(Stored data)
_ _ _ _

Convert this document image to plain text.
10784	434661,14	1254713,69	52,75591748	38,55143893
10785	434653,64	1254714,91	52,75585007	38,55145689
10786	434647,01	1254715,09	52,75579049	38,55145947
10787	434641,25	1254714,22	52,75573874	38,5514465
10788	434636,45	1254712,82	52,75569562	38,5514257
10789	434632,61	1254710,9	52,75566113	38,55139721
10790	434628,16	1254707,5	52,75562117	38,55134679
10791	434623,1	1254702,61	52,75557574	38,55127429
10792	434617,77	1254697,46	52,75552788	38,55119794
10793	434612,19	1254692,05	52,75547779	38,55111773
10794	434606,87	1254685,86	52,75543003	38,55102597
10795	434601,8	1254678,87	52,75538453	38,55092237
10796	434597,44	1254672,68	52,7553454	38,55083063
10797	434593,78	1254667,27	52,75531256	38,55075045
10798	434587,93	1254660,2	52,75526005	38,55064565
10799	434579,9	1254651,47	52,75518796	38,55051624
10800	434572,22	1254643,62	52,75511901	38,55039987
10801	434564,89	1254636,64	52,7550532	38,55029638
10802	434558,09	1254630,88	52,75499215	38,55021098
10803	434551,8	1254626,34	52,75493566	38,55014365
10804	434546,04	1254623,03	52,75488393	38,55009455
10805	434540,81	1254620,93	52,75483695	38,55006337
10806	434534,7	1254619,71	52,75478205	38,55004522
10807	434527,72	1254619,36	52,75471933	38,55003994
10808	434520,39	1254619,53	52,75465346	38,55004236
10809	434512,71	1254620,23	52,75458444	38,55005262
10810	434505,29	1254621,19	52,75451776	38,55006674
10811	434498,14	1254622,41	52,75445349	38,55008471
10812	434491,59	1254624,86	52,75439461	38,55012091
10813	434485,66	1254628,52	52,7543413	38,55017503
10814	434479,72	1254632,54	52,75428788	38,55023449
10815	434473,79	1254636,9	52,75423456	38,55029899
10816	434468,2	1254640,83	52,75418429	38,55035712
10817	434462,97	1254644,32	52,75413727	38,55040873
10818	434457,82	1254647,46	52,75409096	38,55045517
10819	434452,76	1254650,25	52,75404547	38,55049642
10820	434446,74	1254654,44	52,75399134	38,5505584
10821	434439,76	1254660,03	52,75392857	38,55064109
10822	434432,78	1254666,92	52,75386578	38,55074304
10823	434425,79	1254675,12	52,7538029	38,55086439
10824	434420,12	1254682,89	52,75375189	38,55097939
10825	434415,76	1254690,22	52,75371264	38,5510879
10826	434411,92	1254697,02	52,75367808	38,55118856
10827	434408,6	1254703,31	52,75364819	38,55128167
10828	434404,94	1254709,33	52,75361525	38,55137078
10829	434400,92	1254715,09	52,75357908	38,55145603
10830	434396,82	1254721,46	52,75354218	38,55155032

_ _ _ _

▶ **WHAT TO WORK ON**:
Using the data above, return each line exactly as written.

▶ **SOLUTION FOR THIS TASK**:
Convert this document image to plain text.
10784	434661,14	1254713,69	52,75591748	38,55143893
10785	434653,64	1254714,91	52,75585007	38,55145689
10786	434647,01	1254715,09	52,75579049	38,55145947
10787	434641,25	1254714,22	52,75573874	38,5514465
10788	434636,45	1254712,82	52,75569562	38,5514257
10789	434632,61	1254710,9	52,75566113	38,55139721
10790	434628,16	1254707,5	52,75562117	38,55134679
10791	434623,1	1254702,61	52,75557574	38,55127429
10792	434617,77	1254697,46	52,75552788	38,55119794
10793	434612,19	1254692,05	52,75547779	38,55111773
10794	434606,87	1254685,86	52,75543003	38,55102597
10795	434601,8	1254678,87	52,75538453	38,55092237
10796	434597,44	1254672,68	52,7553454	38,55083063
10797	434593,78	1254667,27	52,75531256	38,55075045
10798	434587,93	1254660,2	52,75526005	38,55064565
10799	434579,9	1254651,47	52,75518796	38,55051624
10800	434572,22	1254643,62	52,75511901	38,55039987
10801	434564,89	1254636,64	52,7550532	38,55029638
10802	434558,09	1254630,88	52,75499215	38,55021098
10803	434551,8	1254626,34	52,75493566	38,55014365
10804	434546,04	1254623,03	52,75488393	38,55009455
10805	434540,81	1254620,93	52,75483695	38,55006337
10806	434534,7	1254619,71	52,75478205	38,55004522
10807	434527,72	1254619,36	52,75471933	38,55003994
10808	434520,39	1254619,53	52,75465346	38,55004236
10809	434512,71	1254620,23	52,75458444	38,55005262
10810	434505,29	1254621,19	52,75451776	38,55006674
10811	434498,14	1254622,41	52,75445349	38,55008471
10812	434491,59	1254624,86	52,75439461	38,55012091
10813	434485,66	1254628,52	52,7543413	38,55017503
10814	434479,72	1254632,54	52,75428788	38,55023449
10815	434473,79	1254636,9	52,75423456	38,55029899
10816	434468,2	1254640,83	52,75418429	38,55035712
10817	434462,97	1254644,32	52,75413727	38,55040873
10818	434457,82	1254647,46	52,75409096	38,55045517
10819	434452,76	1254650,25	52,75404547	38,55049642
10820	434446,74	1254654,44	52,75399134	38,5505584
10821	434439,76	1254660,03	52,75392857	38,55064109
10822	434432,78	1254666,92	52,75386578	38,55074304
10823	434425,79	1254675,12	52,7538029	38,55086439
10824	434420,12	1254682,89	52,75375189	38,55097939
10825	434415,76	1254690,22	52,75371264	38,5510879
10826	434411,92	1254697,02	52,75367808	38,55118856
10827	434408,6	1254703,31	52,75364819	38,55128167
10828	434404,94	1254709,33	52,75361525	38,55137078
10829	434400,92	1254715,09	52,75357908	38,55145603
10830	434396,82	1254721,46	52,75354218	38,55155032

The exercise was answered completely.